-- Records for this exercise --
________

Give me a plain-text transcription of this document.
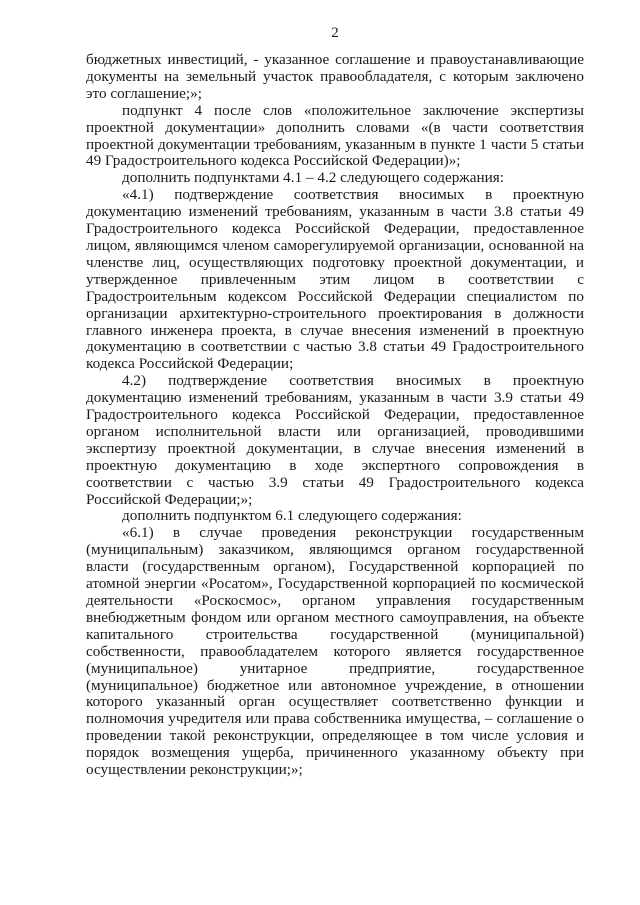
2

бюджетных инвестиций, - указанное соглашение и правоустанавливающие документы на земельный участок правообладателя, с которым заключено это соглашение;»;

подпункт 4 после слов «положительное заключение экспертизы проектной документации» дополнить словами «(в части соответствия проектной документации требованиям, указанным в пункте 1 части 5 статьи 49 Градостроительного кодекса Российской Федерации)»;

дополнить подпунктами 4.1 – 4.2 следующего содержания:

«4.1) подтверждение соответствия вносимых в проектную документацию изменений требованиям, указанным в части 3.8 статьи 49 Градостроительного кодекса Российской Федерации, предоставленное лицом, являющимся членом саморегулируемой организации, основанной на членстве лиц, осуществляющих подготовку проектной документации, и утвержденное привлеченным этим лицом в соответствии с Градостроительным кодексом Российской Федерации специалистом по организации архитектурно-строительного проектирования в должности главного инженера проекта, в случае внесения изменений в проектную документацию в соответствии с частью 3.8 статьи 49 Градостроительного кодекса Российской Федерации;

4.2) подтверждение соответствия вносимых в проектную документацию изменений требованиям, указанным в части 3.9 статьи 49 Градостроительного кодекса Российской Федерации, предоставленное органом исполнительной власти или организацией, проводившими экспертизу проектной документации, в случае внесения изменений в проектную документацию в ходе экспертного сопровождения в соответствии с частью 3.9 статьи 49 Градостроительного кодекса Российской Федерации;»;

дополнить подпунктом 6.1 следующего содержания:

«6.1) в случае проведения реконструкции государственным (муниципальным) заказчиком, являющимся органом государственной власти (государственным органом), Государственной корпорацией по атомной энергии «Росатом», Государственной корпорацией по космической деятельности «Роскосмос», органом управления государственным внебюджетным фондом или органом местного самоуправления, на объекте капитального строительства государственной (муниципальной) собственности, правообладателем которого является государственное (муниципальное) унитарное предприятие, государственное (муниципальное) бюджетное или автономное учреждение, в отношении которого указанный орган осуществляет соответственно функции и полномочия учредителя или права собственника имущества, – соглашение о проведении такой реконструкции, определяющее в том числе условия и порядок возмещения ущерба, причиненного указанному объекту при осуществлении реконструкции;»;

________

-- Written problem --
Print out the lines exactly, skipping any picture.

-- Answer to the task --
Give me a plain-text transcription of this document.
2

бюджетных инвестиций, - указанное соглашение и правоустанавливающие документы на земельный участок правообладателя, с которым заключено это соглашение;»;

подпункт 4 после слов «положительное заключение экспертизы проектной документации» дополнить словами «(в части соответствия проектной документации требованиям, указанным в пункте 1 части 5 статьи 49 Градостроительного кодекса Российской Федерации)»;

дополнить подпунктами 4.1 – 4.2 следующего содержания:

«4.1) подтверждение соответствия вносимых в проектную документацию изменений требованиям, указанным в части 3.8 статьи 49 Градостроительного кодекса Российской Федерации, предоставленное лицом, являющимся членом саморегулируемой организации, основанной на членстве лиц, осуществляющих подготовку проектной документации, и утвержденное привлеченным этим лицом в соответствии с Градостроительным кодексом Российской Федерации специалистом по организации архитектурно-строительного проектирования в должности главного инженера проекта, в случае внесения изменений в проектную документацию в соответствии с частью 3.8 статьи 49 Градостроительного кодекса Российской Федерации;

4.2) подтверждение соответствия вносимых в проектную документацию изменений требованиям, указанным в части 3.9 статьи 49 Градостроительного кодекса Российской Федерации, предоставленное органом исполнительной власти или организацией, проводившими экспертизу проектной документации, в случае внесения изменений в проектную документацию в ходе экспертного сопровождения в соответствии с частью 3.9 статьи 49 Градостроительного кодекса Российской Федерации;»;

дополнить подпунктом 6.1 следующего содержания:

«6.1) в случае проведения реконструкции государственным (муниципальным) заказчиком, являющимся органом государственной власти (государственным органом), Государственной корпорацией по атомной энергии «Росатом», Государственной корпорацией по космической деятельности «Роскосмос», органом управления государственным внебюджетным фондом или органом местного самоуправления, на объекте капитального строительства государственной (муниципальной) собственности, правообладателем которого является государственное (муниципальное) унитарное предприятие, государственное (муниципальное) бюджетное или автономное учреждение, в отношении которого указанный орган осуществляет соответственно функции и полномочия учредителя или права собственника имущества, – соглашение о проведении такой реконструкции, определяющее в том числе условия и порядок возмещения ущерба, причиненного указанному объекту при осуществлении реконструкции;»;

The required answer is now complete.